[Stored items]
_ _ _ _

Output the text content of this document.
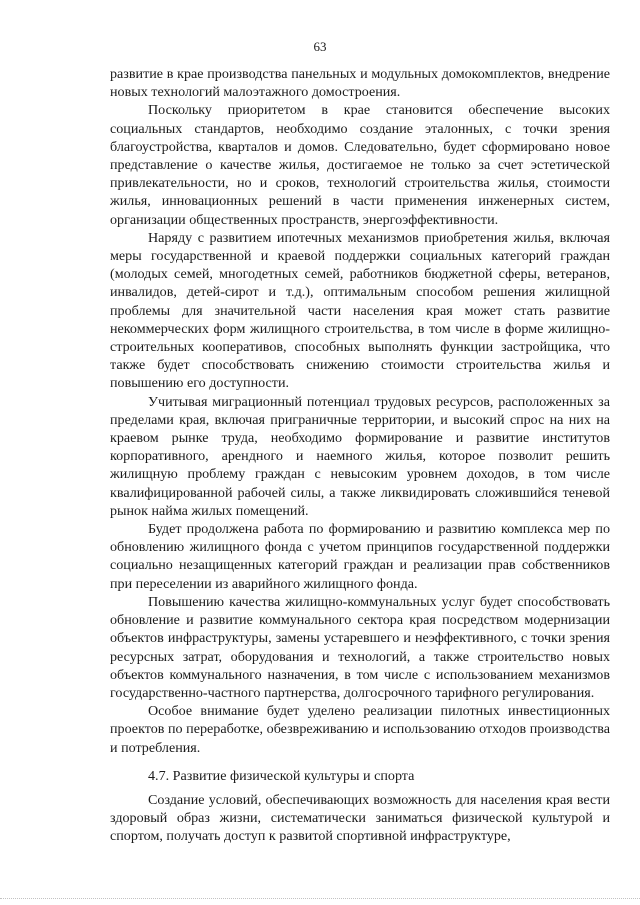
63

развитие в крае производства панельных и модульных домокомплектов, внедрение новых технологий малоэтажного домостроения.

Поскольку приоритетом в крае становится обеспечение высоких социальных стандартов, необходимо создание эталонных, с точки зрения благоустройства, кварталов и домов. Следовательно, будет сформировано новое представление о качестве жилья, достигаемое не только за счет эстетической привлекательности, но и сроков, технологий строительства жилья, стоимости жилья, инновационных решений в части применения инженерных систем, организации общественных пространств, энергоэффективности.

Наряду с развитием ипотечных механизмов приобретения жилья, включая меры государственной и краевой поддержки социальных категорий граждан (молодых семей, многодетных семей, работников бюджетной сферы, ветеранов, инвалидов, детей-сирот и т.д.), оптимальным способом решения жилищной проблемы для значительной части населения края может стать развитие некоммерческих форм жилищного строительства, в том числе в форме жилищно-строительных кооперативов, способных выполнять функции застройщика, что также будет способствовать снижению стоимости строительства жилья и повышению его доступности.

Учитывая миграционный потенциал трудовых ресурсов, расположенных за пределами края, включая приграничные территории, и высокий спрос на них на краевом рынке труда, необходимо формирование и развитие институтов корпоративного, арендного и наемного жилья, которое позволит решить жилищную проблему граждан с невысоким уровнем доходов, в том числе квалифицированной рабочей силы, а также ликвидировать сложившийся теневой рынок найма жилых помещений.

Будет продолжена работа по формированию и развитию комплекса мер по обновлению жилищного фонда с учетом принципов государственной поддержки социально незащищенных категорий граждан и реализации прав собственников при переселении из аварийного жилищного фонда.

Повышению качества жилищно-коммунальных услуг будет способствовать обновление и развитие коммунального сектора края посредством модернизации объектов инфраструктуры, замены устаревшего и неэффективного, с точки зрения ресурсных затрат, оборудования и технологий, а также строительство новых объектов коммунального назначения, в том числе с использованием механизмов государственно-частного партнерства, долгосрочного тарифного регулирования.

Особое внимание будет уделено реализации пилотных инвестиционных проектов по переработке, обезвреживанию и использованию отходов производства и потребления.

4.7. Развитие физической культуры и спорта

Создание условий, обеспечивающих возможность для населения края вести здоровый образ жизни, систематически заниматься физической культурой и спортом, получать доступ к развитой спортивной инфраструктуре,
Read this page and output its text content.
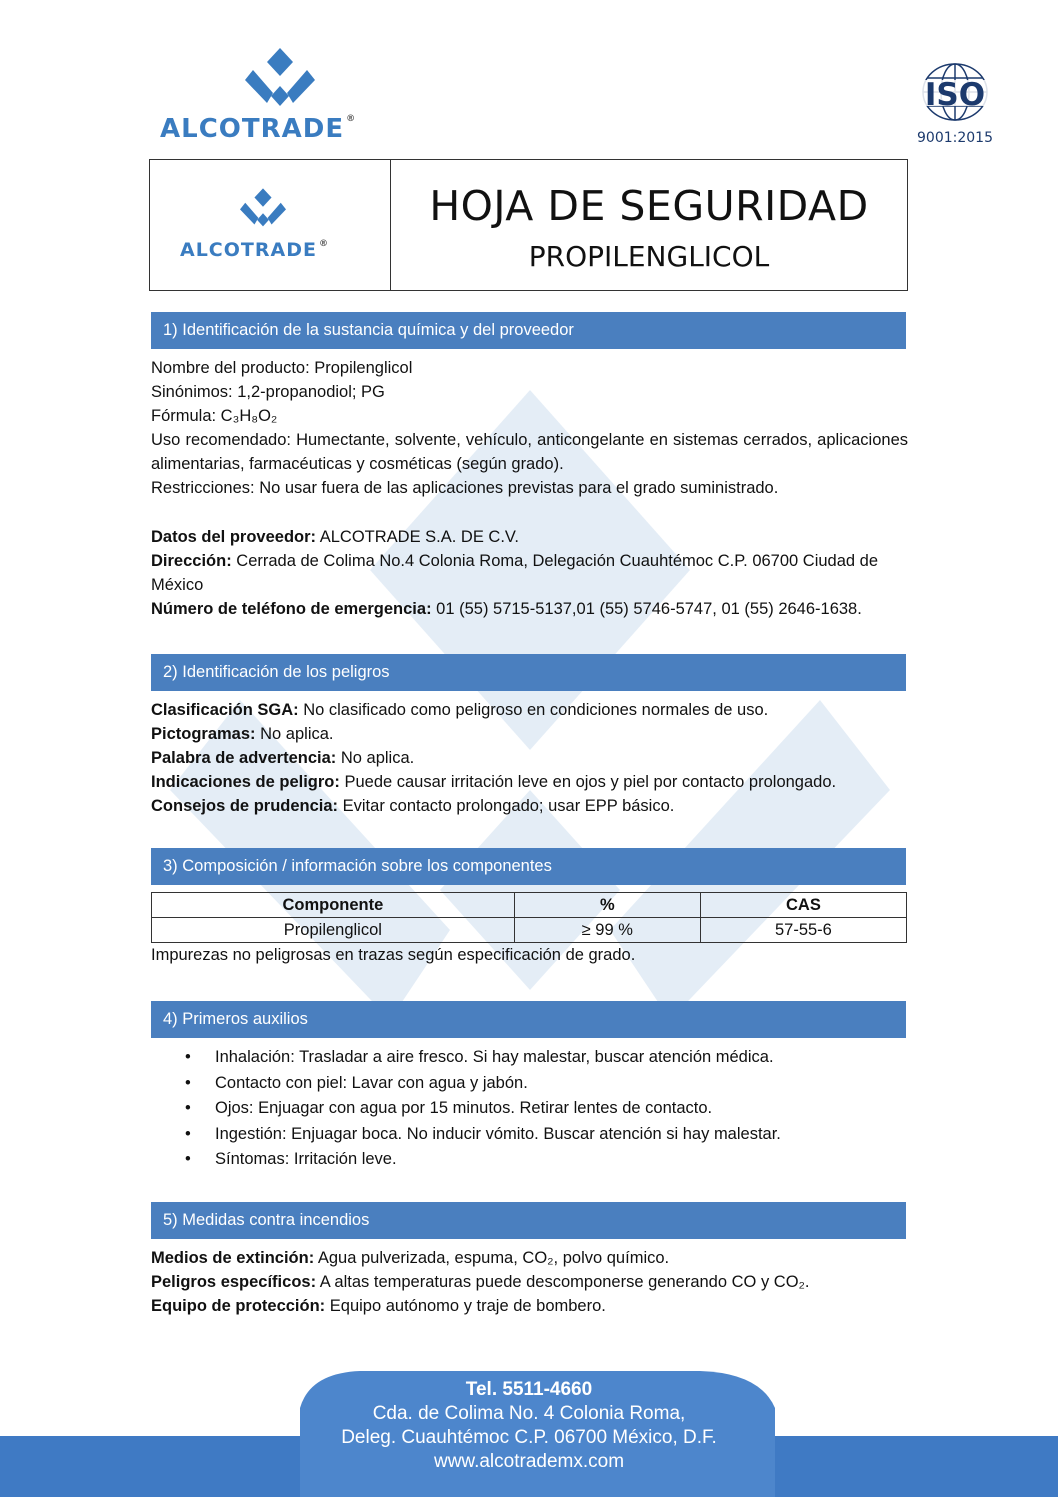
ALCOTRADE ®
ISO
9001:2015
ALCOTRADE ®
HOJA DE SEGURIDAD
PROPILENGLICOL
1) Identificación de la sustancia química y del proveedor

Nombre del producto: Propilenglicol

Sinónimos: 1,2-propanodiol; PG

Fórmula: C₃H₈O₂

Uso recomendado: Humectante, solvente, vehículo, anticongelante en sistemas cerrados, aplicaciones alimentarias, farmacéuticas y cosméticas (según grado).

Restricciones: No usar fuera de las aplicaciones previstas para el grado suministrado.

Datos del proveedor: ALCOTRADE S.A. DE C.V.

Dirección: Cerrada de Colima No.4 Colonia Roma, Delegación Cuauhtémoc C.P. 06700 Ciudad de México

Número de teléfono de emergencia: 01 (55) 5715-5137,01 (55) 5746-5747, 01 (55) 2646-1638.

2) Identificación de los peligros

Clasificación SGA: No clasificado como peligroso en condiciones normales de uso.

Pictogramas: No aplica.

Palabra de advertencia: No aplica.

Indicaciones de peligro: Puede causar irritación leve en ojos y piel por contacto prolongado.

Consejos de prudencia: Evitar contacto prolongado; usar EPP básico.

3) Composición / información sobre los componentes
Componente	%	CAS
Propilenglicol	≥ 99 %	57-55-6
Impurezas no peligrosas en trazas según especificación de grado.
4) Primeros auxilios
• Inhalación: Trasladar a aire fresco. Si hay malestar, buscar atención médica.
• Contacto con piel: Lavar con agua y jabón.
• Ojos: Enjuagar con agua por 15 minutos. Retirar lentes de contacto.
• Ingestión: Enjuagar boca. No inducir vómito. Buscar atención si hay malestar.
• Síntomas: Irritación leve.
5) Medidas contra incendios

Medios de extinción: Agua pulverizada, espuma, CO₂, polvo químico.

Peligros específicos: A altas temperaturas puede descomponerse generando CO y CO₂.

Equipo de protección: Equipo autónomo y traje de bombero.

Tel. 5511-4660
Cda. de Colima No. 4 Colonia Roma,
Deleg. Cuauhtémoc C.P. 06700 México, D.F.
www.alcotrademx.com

_ _ _ _

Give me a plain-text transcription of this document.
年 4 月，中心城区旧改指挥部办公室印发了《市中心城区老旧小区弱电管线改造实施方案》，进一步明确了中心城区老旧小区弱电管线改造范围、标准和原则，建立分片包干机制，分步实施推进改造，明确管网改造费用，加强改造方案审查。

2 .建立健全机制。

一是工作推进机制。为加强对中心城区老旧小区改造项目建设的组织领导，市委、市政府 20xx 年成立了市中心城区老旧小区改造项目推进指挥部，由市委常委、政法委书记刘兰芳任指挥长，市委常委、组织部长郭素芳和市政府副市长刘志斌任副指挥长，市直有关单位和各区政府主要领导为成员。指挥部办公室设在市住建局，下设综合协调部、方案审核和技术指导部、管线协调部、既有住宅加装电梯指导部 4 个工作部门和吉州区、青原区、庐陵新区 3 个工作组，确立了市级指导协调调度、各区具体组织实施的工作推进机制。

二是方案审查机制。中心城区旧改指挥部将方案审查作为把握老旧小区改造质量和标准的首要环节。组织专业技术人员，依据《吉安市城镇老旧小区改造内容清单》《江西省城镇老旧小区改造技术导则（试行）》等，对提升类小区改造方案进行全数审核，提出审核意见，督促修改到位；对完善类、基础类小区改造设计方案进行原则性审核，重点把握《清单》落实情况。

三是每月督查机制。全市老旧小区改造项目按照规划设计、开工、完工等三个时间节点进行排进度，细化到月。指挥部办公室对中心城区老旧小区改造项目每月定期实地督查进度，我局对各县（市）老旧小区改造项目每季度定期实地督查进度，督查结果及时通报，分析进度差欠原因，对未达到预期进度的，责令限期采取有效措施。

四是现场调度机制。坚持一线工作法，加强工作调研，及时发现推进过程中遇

_ _ _ _

In the entries above, find each line with the string "производства" and copy it.

развитие в крае производства панельных и модульных домокомплектов, внедрение новых технологий малоэтажного домостроения.
Особое внимание будет уделено реализации пилотных инвестиционных проектов по переработке, обезвреживанию и использованию отходов производства и потребления.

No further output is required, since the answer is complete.